WHAT THE TASK REQUIRES:
Without the pictures, set down every line of the data exactly.

[Records from a dataset]
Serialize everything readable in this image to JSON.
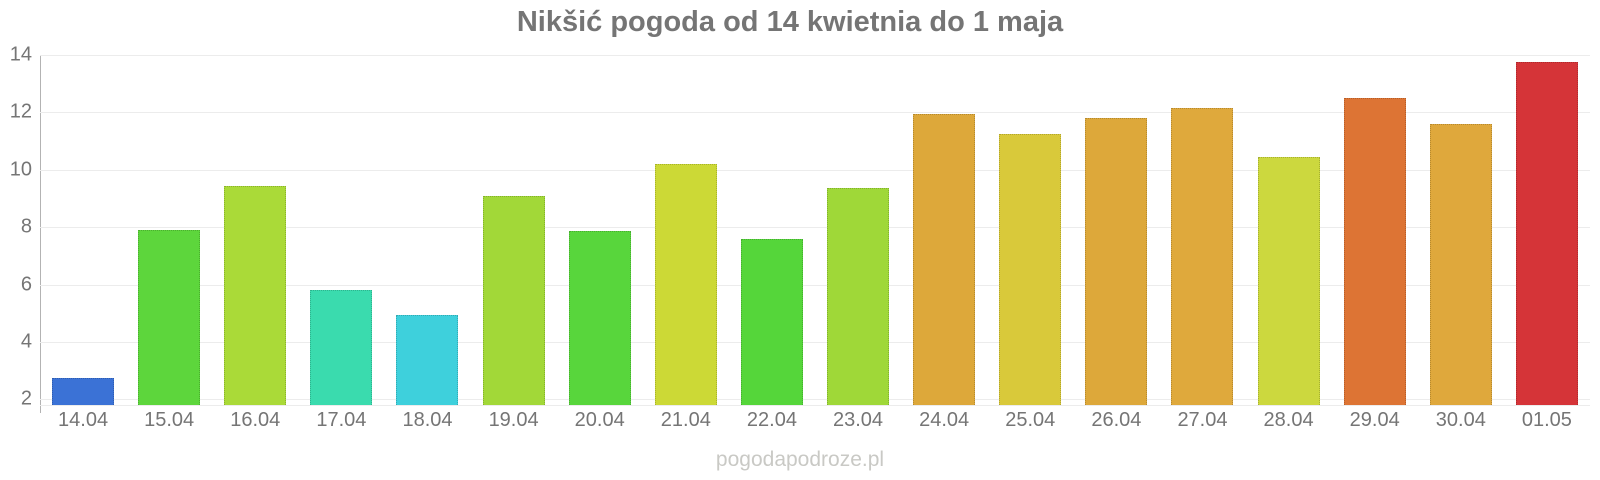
{
  "watermark": "pogodapodroze.pl",
  "chart_data": {
    "type": "bar",
    "title": "Nikšić pogoda od 14 kwietnia do 1 maja",
    "xlabel": "",
    "ylabel": "",
    "categories": [
      "14.04",
      "15.04",
      "16.04",
      "17.04",
      "18.04",
      "19.04",
      "20.04",
      "21.04",
      "22.04",
      "23.04",
      "24.04",
      "25.04",
      "26.04",
      "27.04",
      "28.04",
      "29.04",
      "30.04",
      "01.05"
    ],
    "values": [
      2.75,
      7.9,
      9.45,
      5.8,
      4.95,
      9.1,
      7.85,
      10.2,
      7.6,
      9.35,
      11.95,
      11.25,
      11.8,
      12.15,
      10.45,
      12.5,
      11.6,
      13.75
    ],
    "bar_colors": [
      "#3b72d6",
      "#5dd63c",
      "#aada38",
      "#3adbae",
      "#3ed0dc",
      "#a2d838",
      "#58d63c",
      "#ccd936",
      "#55d63a",
      "#9fd838",
      "#dda83a",
      "#d9c93a",
      "#dda83a",
      "#dfa93c",
      "#ccd83e",
      "#dd7434",
      "#dfa83c",
      "#d53438"
    ],
    "yticks": [
      2,
      4,
      6,
      8,
      10,
      12,
      14
    ],
    "ylim": [
      1.8,
      14
    ],
    "grid": true,
    "legend": "none"
  },
  "colors": {
    "title": "#757575",
    "axis_labels": "#757575",
    "gridline": "#ececec",
    "axis_line": "#b3b3b3",
    "watermark": "#c9c9c5",
    "background": "#ffffff"
  }
}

SOLUTION TO THE PROBLEM:
Serialize everything readable in this image to JSON.
{
  "watermark": "pogodapodroze.pl",
  "chart_data": {
    "type": "bar",
    "title": "Nikšić pogoda od 14 kwietnia do 1 maja",
    "xlabel": "",
    "ylabel": "",
    "categories": [
      "14.04",
      "15.04",
      "16.04",
      "17.04",
      "18.04",
      "19.04",
      "20.04",
      "21.04",
      "22.04",
      "23.04",
      "24.04",
      "25.04",
      "26.04",
      "27.04",
      "28.04",
      "29.04",
      "30.04",
      "01.05"
    ],
    "values": [
      2.75,
      7.9,
      9.45,
      5.8,
      4.95,
      9.1,
      7.85,
      10.2,
      7.6,
      9.35,
      11.95,
      11.25,
      11.8,
      12.15,
      10.45,
      12.5,
      11.6,
      13.75
    ],
    "bar_colors": [
      "#3b72d6",
      "#5dd63c",
      "#aada38",
      "#3adbae",
      "#3ed0dc",
      "#a2d838",
      "#58d63c",
      "#ccd936",
      "#55d63a",
      "#9fd838",
      "#dda83a",
      "#d9c93a",
      "#dda83a",
      "#dfa93c",
      "#ccd83e",
      "#dd7434",
      "#dfa83c",
      "#d53438"
    ],
    "yticks": [
      2,
      4,
      6,
      8,
      10,
      12,
      14
    ],
    "ylim": [
      1.8,
      14
    ],
    "grid": true,
    "legend": "none"
  },
  "colors": {
    "title": "#757575",
    "axis_labels": "#757575",
    "gridline": "#ececec",
    "axis_line": "#b3b3b3",
    "watermark": "#c9c9c5",
    "background": "#ffffff"
  }
}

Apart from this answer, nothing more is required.